SET PROBLEM:
Copy the rows word for word, starting at the very first row and ending at the line containing "286, 549, 309]", with both of those lines included.

## START

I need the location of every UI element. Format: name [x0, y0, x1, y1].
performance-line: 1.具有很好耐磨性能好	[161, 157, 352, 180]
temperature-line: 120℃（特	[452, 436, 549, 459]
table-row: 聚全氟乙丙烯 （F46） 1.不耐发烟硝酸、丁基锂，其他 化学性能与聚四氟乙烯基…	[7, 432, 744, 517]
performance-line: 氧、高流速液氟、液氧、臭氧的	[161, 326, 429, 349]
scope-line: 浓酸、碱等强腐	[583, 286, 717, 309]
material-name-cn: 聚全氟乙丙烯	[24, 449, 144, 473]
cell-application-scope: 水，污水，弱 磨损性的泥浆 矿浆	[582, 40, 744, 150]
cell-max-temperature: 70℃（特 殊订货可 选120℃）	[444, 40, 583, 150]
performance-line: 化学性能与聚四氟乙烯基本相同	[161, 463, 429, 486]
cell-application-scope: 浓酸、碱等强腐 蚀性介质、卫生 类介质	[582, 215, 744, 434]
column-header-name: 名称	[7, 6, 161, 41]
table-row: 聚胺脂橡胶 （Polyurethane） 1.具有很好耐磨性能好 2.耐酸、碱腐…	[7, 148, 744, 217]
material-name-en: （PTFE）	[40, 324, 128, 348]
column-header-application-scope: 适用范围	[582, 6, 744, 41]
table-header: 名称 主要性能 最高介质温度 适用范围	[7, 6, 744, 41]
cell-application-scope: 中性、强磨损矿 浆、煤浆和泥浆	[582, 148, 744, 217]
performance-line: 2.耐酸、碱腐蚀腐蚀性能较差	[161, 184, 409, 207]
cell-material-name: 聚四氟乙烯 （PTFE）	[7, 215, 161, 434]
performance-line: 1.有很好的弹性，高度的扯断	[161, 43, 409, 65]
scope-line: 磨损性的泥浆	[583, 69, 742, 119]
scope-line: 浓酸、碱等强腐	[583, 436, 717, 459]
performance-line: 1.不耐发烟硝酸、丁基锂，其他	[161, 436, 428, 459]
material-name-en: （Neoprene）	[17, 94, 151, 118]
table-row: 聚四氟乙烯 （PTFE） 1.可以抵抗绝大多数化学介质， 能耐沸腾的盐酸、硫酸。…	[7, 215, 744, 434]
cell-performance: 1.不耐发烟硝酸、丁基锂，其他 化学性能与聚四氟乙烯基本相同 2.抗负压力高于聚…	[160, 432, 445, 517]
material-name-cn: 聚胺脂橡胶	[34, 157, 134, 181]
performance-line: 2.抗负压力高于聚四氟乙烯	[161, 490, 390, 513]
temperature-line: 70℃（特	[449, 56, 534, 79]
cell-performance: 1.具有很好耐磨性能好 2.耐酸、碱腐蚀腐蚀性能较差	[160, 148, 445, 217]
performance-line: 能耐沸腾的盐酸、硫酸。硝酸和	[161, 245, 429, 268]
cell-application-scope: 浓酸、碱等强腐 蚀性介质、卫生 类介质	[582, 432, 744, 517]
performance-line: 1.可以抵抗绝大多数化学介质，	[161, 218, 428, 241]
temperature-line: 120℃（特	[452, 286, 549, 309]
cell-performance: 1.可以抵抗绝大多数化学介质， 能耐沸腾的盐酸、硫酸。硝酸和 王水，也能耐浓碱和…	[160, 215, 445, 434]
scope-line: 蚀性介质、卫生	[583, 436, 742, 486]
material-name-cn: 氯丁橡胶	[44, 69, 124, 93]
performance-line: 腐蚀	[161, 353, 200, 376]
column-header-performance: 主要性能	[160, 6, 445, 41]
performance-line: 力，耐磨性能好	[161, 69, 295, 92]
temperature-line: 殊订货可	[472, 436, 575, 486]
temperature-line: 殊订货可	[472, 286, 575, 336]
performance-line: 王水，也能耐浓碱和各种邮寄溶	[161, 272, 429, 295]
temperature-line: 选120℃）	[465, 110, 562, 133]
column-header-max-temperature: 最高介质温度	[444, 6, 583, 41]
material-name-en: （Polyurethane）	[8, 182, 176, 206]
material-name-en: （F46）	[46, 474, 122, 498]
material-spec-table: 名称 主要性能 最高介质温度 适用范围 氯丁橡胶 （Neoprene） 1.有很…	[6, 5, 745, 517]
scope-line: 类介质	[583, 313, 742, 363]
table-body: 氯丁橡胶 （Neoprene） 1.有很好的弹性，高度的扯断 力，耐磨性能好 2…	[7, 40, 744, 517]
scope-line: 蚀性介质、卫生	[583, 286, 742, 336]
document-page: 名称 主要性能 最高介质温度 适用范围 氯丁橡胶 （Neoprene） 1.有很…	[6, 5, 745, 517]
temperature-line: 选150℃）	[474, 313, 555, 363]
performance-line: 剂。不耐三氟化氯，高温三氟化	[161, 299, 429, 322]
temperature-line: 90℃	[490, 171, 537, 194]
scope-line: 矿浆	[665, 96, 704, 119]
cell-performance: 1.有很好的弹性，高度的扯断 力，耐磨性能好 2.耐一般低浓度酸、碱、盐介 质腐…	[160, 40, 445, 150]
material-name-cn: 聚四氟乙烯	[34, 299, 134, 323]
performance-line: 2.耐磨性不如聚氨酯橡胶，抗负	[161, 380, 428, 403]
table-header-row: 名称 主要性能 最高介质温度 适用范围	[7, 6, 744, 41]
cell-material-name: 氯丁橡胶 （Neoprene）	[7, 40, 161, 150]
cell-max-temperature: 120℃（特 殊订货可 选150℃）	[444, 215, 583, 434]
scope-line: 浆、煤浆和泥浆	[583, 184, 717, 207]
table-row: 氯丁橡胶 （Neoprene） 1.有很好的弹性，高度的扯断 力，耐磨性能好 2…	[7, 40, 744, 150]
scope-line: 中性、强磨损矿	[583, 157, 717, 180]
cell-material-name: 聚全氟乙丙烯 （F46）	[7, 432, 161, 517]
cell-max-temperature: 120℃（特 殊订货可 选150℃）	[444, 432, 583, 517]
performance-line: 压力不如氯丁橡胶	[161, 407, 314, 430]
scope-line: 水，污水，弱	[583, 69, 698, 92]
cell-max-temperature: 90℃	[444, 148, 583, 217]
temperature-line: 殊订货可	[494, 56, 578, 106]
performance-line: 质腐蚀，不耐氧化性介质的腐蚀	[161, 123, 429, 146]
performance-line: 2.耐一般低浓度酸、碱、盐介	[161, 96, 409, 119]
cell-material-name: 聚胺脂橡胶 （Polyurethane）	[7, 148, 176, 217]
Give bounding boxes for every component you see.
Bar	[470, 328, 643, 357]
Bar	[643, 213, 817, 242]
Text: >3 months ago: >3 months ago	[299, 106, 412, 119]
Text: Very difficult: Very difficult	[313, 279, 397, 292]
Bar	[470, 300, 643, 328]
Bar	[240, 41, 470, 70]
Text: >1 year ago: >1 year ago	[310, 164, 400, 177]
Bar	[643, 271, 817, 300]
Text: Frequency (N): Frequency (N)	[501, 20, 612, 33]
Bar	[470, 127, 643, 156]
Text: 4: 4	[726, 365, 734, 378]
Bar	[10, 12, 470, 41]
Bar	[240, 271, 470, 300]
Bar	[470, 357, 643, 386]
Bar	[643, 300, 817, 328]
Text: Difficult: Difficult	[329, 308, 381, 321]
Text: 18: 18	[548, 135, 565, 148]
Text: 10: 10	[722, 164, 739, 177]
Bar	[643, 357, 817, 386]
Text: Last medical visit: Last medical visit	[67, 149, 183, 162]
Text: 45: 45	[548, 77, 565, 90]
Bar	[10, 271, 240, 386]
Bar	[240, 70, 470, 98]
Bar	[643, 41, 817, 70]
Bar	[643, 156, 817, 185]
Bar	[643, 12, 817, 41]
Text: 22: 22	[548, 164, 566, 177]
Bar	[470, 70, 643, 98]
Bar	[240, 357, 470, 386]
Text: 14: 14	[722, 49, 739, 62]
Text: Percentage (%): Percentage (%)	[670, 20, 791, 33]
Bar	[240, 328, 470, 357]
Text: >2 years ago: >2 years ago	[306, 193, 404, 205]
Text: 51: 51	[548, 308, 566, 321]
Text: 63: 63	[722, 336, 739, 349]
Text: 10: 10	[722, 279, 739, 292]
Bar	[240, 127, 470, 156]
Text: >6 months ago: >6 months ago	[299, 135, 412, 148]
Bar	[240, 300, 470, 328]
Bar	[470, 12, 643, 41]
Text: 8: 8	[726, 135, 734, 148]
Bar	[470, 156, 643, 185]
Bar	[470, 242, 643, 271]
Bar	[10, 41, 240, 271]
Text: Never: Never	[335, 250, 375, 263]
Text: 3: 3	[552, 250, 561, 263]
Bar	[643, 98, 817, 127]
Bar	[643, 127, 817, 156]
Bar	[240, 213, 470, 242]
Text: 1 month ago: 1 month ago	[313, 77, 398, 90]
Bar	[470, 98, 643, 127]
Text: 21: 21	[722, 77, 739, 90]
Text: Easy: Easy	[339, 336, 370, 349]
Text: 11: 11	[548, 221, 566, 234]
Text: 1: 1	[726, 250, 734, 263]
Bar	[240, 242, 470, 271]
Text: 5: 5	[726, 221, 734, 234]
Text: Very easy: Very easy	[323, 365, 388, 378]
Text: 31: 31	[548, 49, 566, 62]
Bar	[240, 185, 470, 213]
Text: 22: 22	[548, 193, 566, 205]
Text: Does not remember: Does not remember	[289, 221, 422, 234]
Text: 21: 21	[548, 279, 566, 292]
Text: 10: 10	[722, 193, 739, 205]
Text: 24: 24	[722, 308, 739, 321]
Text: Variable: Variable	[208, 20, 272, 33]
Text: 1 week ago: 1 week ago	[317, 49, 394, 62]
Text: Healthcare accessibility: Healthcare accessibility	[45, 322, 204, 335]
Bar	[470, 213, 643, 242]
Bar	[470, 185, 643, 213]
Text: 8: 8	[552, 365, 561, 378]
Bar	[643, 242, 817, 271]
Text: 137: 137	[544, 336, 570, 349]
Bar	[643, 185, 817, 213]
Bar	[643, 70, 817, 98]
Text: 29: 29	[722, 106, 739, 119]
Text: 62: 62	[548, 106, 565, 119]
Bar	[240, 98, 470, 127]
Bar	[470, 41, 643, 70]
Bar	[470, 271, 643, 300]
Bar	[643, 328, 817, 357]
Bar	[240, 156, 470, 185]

## END

EXERCISE SOLUTION:
I need the location of every UI element. Format: name [x0, y0, x1, y1].
performance-line: 1.具有很好耐磨性能好	[161, 157, 352, 180]
temperature-line: 120℃（特	[452, 436, 549, 459]
table-row: 聚全氟乙丙烯 （F46） 1.不耐发烟硝酸、丁基锂，其他 化学性能与聚四氟乙烯基…	[7, 432, 744, 517]
performance-line: 氧、高流速液氟、液氧、臭氧的	[161, 326, 429, 349]
scope-line: 浓酸、碱等强腐	[583, 286, 717, 309]
material-name-cn: 聚全氟乙丙烯	[24, 449, 144, 473]
cell-application-scope: 水，污水，弱 磨损性的泥浆 矿浆	[582, 40, 744, 150]
cell-max-temperature: 70℃（特 殊订货可 选120℃）	[444, 40, 583, 150]
performance-line: 化学性能与聚四氟乙烯基本相同	[161, 463, 429, 486]
cell-application-scope: 浓酸、碱等强腐 蚀性介质、卫生 类介质	[582, 215, 744, 434]
column-header-name: 名称	[7, 6, 161, 41]
table-row: 聚胺脂橡胶 （Polyurethane） 1.具有很好耐磨性能好 2.耐酸、碱腐…	[7, 148, 744, 217]
material-name-en: （PTFE）	[40, 324, 128, 348]
column-header-application-scope: 适用范围	[582, 6, 744, 41]
table-header: 名称 主要性能 最高介质温度 适用范围	[7, 6, 744, 41]
cell-application-scope: 中性、强磨损矿 浆、煤浆和泥浆	[582, 148, 744, 217]
performance-line: 2.耐酸、碱腐蚀腐蚀性能较差	[161, 184, 409, 207]
cell-material-name: 聚四氟乙烯 （PTFE）	[7, 215, 161, 434]
performance-line: 1.有很好的弹性，高度的扯断	[161, 43, 409, 65]
scope-line: 磨损性的泥浆	[583, 69, 742, 119]
scope-line: 浓酸、碱等强腐	[583, 436, 717, 459]
performance-line: 1.不耐发烟硝酸、丁基锂，其他	[161, 436, 428, 459]
material-name-en: （Neoprene）	[17, 94, 151, 118]
table-row: 聚四氟乙烯 （PTFE） 1.可以抵抗绝大多数化学介质， 能耐沸腾的盐酸、硫酸。…	[7, 215, 744, 434]
cell-performance: 1.不耐发烟硝酸、丁基锂，其他 化学性能与聚四氟乙烯基本相同 2.抗负压力高于聚…	[160, 432, 445, 517]
material-name-cn: 聚胺脂橡胶	[34, 157, 134, 181]
performance-line: 2.抗负压力高于聚四氟乙烯	[161, 490, 390, 513]
temperature-line: 70℃（特	[449, 56, 534, 79]
cell-performance: 1.具有很好耐磨性能好 2.耐酸、碱腐蚀腐蚀性能较差	[160, 148, 445, 217]
performance-line: 能耐沸腾的盐酸、硫酸。硝酸和	[161, 245, 429, 268]
cell-application-scope: 浓酸、碱等强腐 蚀性介质、卫生 类介质	[582, 432, 744, 517]
performance-line: 1.可以抵抗绝大多数化学介质，	[161, 218, 428, 241]
temperature-line: 120℃（特	[452, 286, 549, 309]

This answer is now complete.